# [What is needed]
Return a copy of each line that holds the string "still".

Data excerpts
%%

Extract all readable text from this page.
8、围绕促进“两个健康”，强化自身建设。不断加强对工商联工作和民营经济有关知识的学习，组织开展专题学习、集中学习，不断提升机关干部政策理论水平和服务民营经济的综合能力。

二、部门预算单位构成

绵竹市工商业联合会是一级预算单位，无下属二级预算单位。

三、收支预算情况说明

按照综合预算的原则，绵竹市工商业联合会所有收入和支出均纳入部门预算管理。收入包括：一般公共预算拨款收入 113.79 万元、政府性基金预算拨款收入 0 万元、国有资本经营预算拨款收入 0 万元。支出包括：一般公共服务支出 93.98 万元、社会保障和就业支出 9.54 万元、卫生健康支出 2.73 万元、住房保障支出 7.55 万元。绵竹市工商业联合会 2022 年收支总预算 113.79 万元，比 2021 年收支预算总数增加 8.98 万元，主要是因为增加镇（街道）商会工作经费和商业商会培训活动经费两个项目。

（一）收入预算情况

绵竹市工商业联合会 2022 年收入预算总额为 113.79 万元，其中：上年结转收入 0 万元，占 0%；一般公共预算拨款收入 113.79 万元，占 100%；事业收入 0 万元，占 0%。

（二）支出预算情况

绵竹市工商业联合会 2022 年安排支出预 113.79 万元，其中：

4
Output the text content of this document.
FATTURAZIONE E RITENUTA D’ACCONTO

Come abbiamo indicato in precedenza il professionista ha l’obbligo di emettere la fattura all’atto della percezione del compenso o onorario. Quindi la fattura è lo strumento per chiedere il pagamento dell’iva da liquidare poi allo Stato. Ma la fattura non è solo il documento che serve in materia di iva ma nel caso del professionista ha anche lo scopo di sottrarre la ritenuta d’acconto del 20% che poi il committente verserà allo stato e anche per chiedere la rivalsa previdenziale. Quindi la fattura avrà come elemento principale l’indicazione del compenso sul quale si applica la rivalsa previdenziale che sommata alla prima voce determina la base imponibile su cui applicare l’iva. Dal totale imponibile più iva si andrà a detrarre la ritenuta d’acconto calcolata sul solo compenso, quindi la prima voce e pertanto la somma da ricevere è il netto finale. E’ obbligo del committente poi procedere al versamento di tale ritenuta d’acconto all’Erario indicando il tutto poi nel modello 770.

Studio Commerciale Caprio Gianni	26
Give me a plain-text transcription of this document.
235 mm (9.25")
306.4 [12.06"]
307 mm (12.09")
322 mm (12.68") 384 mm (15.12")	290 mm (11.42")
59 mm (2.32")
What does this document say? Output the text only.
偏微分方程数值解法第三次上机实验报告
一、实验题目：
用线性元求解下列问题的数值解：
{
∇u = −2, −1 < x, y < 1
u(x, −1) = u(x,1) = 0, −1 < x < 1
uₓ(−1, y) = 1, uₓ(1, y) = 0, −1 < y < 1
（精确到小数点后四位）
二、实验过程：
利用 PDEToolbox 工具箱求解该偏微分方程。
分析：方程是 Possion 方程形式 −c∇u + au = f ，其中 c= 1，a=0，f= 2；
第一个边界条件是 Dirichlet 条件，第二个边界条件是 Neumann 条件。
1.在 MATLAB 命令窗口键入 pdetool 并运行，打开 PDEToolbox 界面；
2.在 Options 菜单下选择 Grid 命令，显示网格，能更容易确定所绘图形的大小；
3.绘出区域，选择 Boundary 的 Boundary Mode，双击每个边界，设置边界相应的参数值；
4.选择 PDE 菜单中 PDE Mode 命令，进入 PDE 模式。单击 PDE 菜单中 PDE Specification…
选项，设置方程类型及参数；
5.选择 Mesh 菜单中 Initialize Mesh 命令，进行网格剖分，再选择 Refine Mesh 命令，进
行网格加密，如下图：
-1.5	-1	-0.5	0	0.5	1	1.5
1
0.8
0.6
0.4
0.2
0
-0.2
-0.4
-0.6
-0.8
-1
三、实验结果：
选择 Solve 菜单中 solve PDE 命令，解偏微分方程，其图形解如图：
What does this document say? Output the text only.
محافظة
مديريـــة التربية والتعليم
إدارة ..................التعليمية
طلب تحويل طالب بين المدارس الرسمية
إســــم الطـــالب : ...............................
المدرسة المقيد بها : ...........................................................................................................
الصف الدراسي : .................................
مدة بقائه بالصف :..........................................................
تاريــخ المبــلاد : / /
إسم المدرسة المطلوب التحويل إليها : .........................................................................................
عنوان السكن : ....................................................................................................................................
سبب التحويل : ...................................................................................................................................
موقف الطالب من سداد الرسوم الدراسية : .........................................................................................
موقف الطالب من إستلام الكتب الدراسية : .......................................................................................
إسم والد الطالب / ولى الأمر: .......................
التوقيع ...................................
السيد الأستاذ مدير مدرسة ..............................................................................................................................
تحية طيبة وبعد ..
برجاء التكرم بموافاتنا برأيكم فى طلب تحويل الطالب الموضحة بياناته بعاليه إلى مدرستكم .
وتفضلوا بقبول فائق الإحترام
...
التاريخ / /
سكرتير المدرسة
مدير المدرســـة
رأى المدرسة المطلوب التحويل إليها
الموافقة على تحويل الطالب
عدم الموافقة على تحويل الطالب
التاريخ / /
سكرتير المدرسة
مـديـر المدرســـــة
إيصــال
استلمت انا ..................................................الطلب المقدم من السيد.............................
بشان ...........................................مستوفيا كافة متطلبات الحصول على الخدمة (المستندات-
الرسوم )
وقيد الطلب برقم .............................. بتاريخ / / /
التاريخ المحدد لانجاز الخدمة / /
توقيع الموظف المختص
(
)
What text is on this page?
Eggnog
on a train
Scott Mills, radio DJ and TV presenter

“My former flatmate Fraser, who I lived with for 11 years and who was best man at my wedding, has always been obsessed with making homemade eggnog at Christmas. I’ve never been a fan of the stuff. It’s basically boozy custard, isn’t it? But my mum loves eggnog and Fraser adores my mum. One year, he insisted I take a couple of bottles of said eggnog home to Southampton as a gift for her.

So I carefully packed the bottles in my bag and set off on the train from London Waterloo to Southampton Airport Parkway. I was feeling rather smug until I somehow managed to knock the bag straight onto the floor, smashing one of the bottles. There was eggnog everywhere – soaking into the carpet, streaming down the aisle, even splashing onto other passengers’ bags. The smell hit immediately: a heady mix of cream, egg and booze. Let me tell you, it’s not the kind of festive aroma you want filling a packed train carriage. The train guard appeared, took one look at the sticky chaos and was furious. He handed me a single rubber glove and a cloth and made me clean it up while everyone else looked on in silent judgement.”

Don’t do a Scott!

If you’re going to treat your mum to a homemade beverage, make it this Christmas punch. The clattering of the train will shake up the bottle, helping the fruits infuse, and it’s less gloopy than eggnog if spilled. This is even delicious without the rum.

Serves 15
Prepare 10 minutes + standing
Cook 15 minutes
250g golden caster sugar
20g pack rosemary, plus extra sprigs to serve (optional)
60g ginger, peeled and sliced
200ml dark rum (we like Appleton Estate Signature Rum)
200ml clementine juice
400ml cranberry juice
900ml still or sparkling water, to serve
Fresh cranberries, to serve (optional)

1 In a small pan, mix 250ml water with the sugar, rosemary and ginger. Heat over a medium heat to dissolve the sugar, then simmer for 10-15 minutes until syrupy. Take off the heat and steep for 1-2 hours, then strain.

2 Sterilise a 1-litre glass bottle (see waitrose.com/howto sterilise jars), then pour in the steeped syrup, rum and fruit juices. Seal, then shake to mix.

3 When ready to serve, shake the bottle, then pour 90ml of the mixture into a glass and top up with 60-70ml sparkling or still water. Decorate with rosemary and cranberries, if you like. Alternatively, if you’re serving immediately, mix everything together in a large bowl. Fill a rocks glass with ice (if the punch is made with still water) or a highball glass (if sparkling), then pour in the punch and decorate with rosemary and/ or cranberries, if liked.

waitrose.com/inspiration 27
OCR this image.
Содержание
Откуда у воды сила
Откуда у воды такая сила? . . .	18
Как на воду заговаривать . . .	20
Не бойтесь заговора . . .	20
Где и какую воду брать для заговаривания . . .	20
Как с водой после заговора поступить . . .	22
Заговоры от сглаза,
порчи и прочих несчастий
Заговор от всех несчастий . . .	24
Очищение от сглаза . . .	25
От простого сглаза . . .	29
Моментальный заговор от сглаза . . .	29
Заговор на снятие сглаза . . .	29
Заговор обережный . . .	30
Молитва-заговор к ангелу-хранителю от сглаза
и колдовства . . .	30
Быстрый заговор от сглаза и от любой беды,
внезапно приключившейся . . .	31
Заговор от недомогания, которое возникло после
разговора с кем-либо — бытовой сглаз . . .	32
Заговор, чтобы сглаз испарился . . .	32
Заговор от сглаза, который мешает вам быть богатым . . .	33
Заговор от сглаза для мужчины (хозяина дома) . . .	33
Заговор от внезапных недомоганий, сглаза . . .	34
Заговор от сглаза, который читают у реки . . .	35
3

%%

# [Answer for this exercise]
900ml still or sparkling water, to serve
3 When ready to serve, shake the bottle, then pour 90ml of the mixture into a glass and top up with 60-70ml sparkling or still water. Decorate with rosemary and cranberries, if you like. Alternatively, if you’re serving immediately, mix everything together in a large bowl. Fill a rocks glass with ice (if the punch is made with still water) or a highball glass (if sparkling), then pour in the punch and decorate with rosemary and/ or cranberries, if liked.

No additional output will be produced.